A render graph organizes render passes. This allows to perform deferred rendering, applying post effects over the scene.

A RenderSystem always has its own RenderGraph, which must be used directly.

#include <RaZ/Render/RenderGraph.hpp>

Raz::RenderGraph& renderGraph = renderSystem.getRenderGraph();

Textures must be created through Raz::Texture2D::create(). They will be shared among all passes that use them.

// A depth buffer always has a floating-point data type, no need to specify it
const auto depthBuffer = Raz::Texture2D::create(window.getWidth(),
                                                window.getHeight(),
                                                Raz::ImageColorspace::DEPTH);

const auto colorBuffer = Raz::Texture2D::create(window.getWidth(),
                                                window.getHeight(),
                                                Raz::ImageColorspace::RGB,
                                                Raz::ImageDataType::FLOAT);

const auto normalBuffer = Raz::Texture2D::create(window.getWidth(),
                                                 window.getHeight(),
                                                 Raz::ImageColorspace::RGB,
                                                 Raz::ImageDataType::BYTE);

Next, we need to get the geometry pass from the render graph, and tell it we will write to the three textures.

Extracted records –
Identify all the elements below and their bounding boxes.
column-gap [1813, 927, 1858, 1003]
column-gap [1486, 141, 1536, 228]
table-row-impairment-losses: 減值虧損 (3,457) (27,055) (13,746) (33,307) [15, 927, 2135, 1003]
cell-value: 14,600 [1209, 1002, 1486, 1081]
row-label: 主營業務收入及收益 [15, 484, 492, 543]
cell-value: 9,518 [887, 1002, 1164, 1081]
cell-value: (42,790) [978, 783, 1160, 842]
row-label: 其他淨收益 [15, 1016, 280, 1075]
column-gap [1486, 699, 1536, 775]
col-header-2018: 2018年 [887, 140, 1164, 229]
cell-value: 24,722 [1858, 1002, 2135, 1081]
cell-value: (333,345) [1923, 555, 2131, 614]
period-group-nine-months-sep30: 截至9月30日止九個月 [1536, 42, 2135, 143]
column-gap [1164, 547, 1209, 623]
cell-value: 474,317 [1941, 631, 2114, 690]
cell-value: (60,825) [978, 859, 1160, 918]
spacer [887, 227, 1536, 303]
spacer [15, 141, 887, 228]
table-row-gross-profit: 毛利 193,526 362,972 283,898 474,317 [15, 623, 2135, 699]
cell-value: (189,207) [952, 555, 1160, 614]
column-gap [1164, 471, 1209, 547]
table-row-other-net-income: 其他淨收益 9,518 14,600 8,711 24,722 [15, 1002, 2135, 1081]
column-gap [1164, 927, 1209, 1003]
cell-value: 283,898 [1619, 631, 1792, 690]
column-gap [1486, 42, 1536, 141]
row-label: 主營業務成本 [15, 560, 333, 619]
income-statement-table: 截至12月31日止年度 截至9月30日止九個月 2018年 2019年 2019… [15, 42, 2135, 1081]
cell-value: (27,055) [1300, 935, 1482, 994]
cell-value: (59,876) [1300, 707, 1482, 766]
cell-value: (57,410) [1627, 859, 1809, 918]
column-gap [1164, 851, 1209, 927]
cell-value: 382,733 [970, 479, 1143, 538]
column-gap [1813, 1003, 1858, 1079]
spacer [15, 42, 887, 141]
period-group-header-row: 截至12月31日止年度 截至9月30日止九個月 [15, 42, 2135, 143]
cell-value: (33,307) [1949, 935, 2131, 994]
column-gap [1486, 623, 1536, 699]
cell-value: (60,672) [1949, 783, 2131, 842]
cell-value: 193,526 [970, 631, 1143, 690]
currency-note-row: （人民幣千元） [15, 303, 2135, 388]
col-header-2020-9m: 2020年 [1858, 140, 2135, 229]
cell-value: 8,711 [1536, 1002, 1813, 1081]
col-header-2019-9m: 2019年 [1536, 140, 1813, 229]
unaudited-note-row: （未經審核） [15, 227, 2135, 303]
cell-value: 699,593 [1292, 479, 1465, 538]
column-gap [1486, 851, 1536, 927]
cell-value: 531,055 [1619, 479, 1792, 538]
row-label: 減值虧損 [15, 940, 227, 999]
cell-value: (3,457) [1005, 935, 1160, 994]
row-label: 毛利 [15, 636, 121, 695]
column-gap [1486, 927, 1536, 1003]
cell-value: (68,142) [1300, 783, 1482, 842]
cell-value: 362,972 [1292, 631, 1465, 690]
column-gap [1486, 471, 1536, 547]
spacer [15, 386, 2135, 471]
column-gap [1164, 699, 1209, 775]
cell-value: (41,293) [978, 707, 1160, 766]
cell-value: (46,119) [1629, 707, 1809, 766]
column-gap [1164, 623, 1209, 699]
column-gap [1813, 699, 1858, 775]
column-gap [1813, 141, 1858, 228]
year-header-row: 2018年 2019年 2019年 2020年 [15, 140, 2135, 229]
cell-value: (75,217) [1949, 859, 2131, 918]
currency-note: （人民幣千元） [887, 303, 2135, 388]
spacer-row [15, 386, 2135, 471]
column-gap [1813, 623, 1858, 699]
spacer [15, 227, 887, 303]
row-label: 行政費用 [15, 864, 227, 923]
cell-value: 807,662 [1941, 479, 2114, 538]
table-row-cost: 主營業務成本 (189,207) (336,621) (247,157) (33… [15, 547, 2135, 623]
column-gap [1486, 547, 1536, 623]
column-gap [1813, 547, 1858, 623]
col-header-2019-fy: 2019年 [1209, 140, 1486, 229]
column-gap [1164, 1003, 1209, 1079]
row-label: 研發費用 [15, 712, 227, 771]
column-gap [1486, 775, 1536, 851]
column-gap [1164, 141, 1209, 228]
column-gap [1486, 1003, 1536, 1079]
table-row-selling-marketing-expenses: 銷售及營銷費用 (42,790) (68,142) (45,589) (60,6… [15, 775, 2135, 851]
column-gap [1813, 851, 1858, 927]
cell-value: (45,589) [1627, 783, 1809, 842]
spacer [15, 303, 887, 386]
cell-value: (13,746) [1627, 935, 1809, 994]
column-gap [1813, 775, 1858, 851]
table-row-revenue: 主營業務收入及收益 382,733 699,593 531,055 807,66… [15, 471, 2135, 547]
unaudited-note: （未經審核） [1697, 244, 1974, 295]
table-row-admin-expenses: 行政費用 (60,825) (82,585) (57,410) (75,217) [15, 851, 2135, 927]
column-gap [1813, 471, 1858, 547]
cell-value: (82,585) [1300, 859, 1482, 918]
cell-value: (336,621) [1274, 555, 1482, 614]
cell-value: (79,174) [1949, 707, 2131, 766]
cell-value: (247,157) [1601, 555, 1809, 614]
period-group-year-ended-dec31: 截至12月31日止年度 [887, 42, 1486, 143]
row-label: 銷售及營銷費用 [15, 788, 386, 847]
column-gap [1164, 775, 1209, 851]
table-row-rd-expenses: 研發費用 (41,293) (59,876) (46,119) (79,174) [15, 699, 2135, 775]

Given problem – Proceed with the render graph text from where it stops. The entries have no connection to the text about render graphs.

Result –
Note

Write color textures must be given the index the shaders write them to. For example, in the default shaders, the fragment color is bound to the index 0 while the normal is at index 1, which are the indices you need to give them.

Raz::RenderPass& geometryPass = renderGraph.getGeometryPass();

geometryPass.setWriteDepthTexture(depthBuffer);
geometryPass.addWriteColorTexture(colorBuffer, 0);
geometryPass.addWriteColorTexture(normalBuffer, 1);

We then add a following render pass, which will run the given shader. This pass will read from the three previously declared textures; the given strings are the shader's uniforms' names.

Raz::RenderPass& nextPass = renderGraph.addNode(Raz::FragmentShader("ssao.frag"));

nextPass.addReadTexture(depthBuffer, "uniSceneBuffers.depth");
nextPass.addReadTexture(colorBuffer, "uniSceneBuffers.color");
nextPass.addReadTexture(normalBuffer, "uniSceneBuffers.normal");

We also associate a write buffer to our pass, so that it outputs a buffer we can reuse afterwards.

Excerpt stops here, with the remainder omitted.